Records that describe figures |
-- START --

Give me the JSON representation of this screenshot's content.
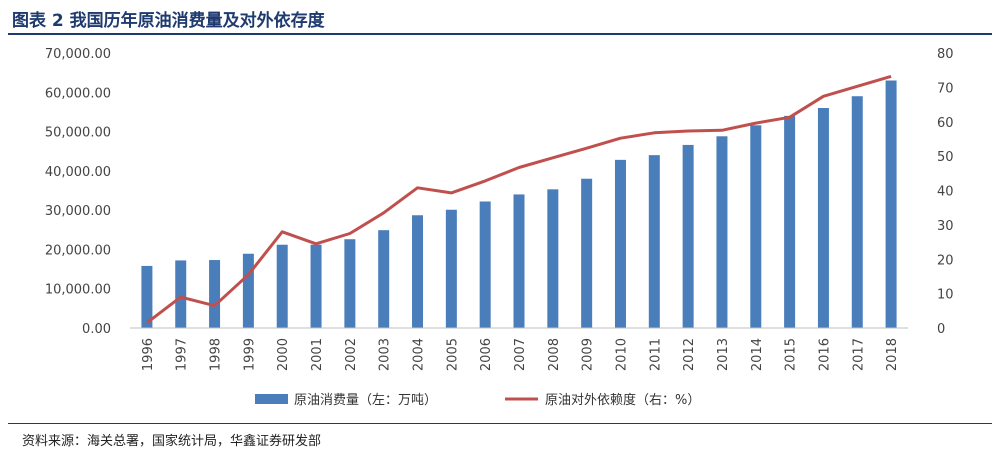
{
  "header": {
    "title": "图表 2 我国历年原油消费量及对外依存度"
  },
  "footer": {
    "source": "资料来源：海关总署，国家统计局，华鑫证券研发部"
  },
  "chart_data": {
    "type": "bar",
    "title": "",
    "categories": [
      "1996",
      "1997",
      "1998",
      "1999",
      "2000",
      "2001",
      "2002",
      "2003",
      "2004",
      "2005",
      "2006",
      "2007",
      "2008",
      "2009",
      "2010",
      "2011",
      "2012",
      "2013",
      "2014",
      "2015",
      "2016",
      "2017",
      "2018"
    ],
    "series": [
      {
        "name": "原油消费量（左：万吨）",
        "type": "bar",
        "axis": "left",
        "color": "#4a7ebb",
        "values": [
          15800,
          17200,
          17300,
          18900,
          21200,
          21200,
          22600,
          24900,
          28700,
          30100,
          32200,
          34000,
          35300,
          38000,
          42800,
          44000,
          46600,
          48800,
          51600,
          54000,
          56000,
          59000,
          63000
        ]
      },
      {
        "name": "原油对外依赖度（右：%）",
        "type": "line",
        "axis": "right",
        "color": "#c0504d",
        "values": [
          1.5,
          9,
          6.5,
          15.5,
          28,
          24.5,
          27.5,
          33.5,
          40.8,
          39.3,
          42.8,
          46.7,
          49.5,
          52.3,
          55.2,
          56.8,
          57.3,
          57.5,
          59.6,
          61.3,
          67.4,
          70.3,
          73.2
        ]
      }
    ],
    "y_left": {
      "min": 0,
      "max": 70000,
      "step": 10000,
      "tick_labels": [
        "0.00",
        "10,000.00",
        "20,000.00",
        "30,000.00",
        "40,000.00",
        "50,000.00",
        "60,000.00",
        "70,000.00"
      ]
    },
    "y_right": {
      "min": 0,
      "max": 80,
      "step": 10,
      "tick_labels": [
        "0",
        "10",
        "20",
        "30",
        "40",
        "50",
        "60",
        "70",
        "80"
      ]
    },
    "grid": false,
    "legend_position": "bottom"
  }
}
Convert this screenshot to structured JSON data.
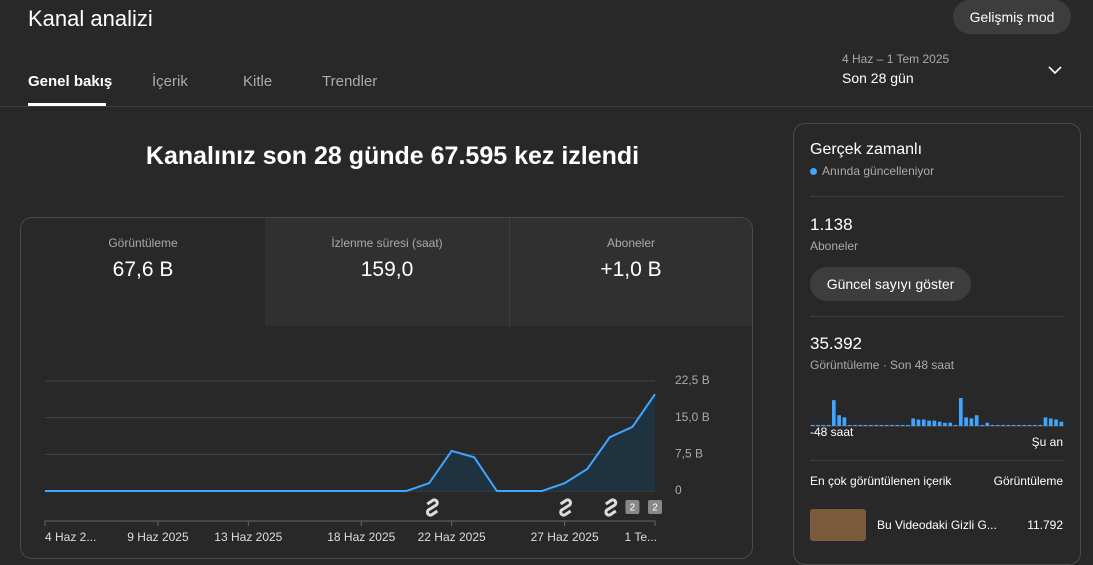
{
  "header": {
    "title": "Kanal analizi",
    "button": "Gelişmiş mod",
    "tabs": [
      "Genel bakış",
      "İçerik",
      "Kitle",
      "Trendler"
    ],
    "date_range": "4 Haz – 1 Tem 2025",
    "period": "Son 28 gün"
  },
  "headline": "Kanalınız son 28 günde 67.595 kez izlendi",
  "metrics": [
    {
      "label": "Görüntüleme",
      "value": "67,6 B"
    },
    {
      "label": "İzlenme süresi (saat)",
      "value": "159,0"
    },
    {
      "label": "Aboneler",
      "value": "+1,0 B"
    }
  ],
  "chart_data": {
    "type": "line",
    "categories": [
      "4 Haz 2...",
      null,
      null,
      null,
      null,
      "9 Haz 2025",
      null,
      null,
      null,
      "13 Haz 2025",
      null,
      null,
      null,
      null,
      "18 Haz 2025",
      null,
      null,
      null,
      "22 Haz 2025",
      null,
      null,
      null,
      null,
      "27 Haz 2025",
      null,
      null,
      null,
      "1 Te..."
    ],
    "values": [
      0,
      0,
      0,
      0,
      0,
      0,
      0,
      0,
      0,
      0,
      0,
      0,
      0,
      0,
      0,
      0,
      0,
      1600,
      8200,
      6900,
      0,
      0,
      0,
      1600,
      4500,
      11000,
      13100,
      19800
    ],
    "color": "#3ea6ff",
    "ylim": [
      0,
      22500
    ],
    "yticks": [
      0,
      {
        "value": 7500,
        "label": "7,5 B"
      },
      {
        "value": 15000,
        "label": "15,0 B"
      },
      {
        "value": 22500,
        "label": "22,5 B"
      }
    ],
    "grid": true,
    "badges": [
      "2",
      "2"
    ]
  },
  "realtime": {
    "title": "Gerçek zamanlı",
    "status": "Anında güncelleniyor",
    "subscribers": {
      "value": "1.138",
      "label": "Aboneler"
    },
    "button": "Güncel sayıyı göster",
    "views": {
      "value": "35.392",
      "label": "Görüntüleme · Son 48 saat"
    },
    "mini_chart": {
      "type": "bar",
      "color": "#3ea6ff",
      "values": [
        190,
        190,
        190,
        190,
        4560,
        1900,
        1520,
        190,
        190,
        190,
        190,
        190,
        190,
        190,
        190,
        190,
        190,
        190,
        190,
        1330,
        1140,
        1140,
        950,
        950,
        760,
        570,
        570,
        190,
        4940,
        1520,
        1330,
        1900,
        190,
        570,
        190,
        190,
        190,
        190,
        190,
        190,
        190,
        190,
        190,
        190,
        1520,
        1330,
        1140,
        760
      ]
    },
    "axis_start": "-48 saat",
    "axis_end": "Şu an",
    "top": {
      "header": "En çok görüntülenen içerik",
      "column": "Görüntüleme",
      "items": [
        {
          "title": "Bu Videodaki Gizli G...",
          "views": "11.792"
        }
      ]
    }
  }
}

-- END --

PROBLEM DESCRIPTION | Repeat the preceding records precisely, and leave every picture out of the copy.

REPLY |
Give me the JSON representation of this screenshot's content.
{
  "header": {
    "title": "图表 2 我国历年原油消费量及对外依存度"
  },
  "footer": {
    "source": "资料来源：海关总署，国家统计局，华鑫证券研发部"
  },
  "chart_data": {
    "type": "bar",
    "title": "",
    "categories": [
      "1996",
      "1997",
      "1998",
      "1999",
      "2000",
      "2001",
      "2002",
      "2003",
      "2004",
      "2005",
      "2006",
      "2007",
      "2008",
      "2009",
      "2010",
      "2011",
      "2012",
      "2013",
      "2014",
      "2015",
      "2016",
      "2017",
      "2018"
    ],
    "series": [
      {
        "name": "原油消费量（左：万吨）",
        "type": "bar",
        "axis": "left",
        "color": "#4a7ebb",
        "values": [
          15800,
          17200,
          17300,
          18900,
          21200,
          21200,
          22600,
          24900,
          28700,
          30100,
          32200,
          34000,
          35300,
          38000,
          42800,
          44000,
          46600,
          48800,
          51600,
          54000,
          56000,
          59000,
          63000
        ]
      },
      {
        "name": "原油对外依赖度（右：%）",
        "type": "line",
        "axis": "right",
        "color": "#c0504d",
        "values": [
          1.5,
          9,
          6.5,
          15.5,
          28,
          24.5,
          27.5,
          33.5,
          40.8,
          39.3,
          42.8,
          46.7,
          49.5,
          52.3,
          55.2,
          56.8,
          57.3,
          57.5,
          59.6,
          61.3,
          67.4,
          70.3,
          73.2
        ]
      }
    ],
    "y_left": {
      "min": 0,
      "max": 70000,
      "step": 10000,
      "tick_labels": [
        "0.00",
        "10,000.00",
        "20,000.00",
        "30,000.00",
        "40,000.00",
        "50,000.00",
        "60,000.00",
        "70,000.00"
      ]
    },
    "y_right": {
      "min": 0,
      "max": 80,
      "step": 10,
      "tick_labels": [
        "0",
        "10",
        "20",
        "30",
        "40",
        "50",
        "60",
        "70",
        "80"
      ]
    },
    "grid": false,
    "legend_position": "bottom"
  }
}
Convert this screenshot to structured JSON data.
{
  "header": {
    "title": "Kanal analizi",
    "button": "Gelişmiş mod",
    "tabs": [
      "Genel bakış",
      "İçerik",
      "Kitle",
      "Trendler"
    ],
    "date_range": "4 Haz – 1 Tem 2025",
    "period": "Son 28 gün"
  },
  "headline": "Kanalınız son 28 günde 67.595 kez izlendi",
  "metrics": [
    {
      "label": "Görüntüleme",
      "value": "67,6 B"
    },
    {
      "label": "İzlenme süresi (saat)",
      "value": "159,0"
    },
    {
      "label": "Aboneler",
      "value": "+1,0 B"
    }
  ],
  "chart_data": {
    "type": "line",
    "categories": [
      "4 Haz 2...",
      null,
      null,
      null,
      null,
      "9 Haz 2025",
      null,
      null,
      null,
      "13 Haz 2025",
      null,
      null,
      null,
      null,
      "18 Haz 2025",
      null,
      null,
      null,
      "22 Haz 2025",
      null,
      null,
      null,
      null,
      "27 Haz 2025",
      null,
      null,
      null,
      "1 Te..."
    ],
    "values": [
      0,
      0,
      0,
      0,
      0,
      0,
      0,
      0,
      0,
      0,
      0,
      0,
      0,
      0,
      0,
      0,
      0,
      1600,
      8200,
      6900,
      0,
      0,
      0,
      1600,
      4500,
      11000,
      13100,
      19800
    ],
    "color": "#3ea6ff",
    "ylim": [
      0,
      22500
    ],
    "yticks": [
      0,
      {
        "value": 7500,
        "label": "7,5 B"
      },
      {
        "value": 15000,
        "label": "15,0 B"
      },
      {
        "value": 22500,
        "label": "22,5 B"
      }
    ],
    "grid": true,
    "badges": [
      "2",
      "2"
    ]
  },
  "realtime": {
    "title": "Gerçek zamanlı",
    "status": "Anında güncelleniyor",
    "subscribers": {
      "value": "1.138",
      "label": "Aboneler"
    },
    "button": "Güncel sayıyı göster",
    "views": {
      "value": "35.392",
      "label": "Görüntüleme · Son 48 saat"
    },
    "mini_chart": {
      "type": "bar",
      "color": "#3ea6ff",
      "values": [
        190,
        190,
        190,
        190,
        4560,
        1900,
        1520,
        190,
        190,
        190,
        190,
        190,
        190,
        190,
        190,
        190,
        190,
        190,
        190,
        1330,
        1140,
        1140,
        950,
        950,
        760,
        570,
        570,
        190,
        4940,
        1520,
        1330,
        1900,
        190,
        570,
        190,
        190,
        190,
        190,
        190,
        190,
        190,
        190,
        190,
        190,
        1520,
        1330,
        1140,
        760
      ]
    },
    "axis_start": "-48 saat",
    "axis_end": "Şu an",
    "top": {
      "header": "En çok görüntülenen içerik",
      "column": "Görüntüleme",
      "items": [
        {
          "title": "Bu Videodaki Gizli G...",
          "views": "11.792"
        }
      ]
    }
  }
}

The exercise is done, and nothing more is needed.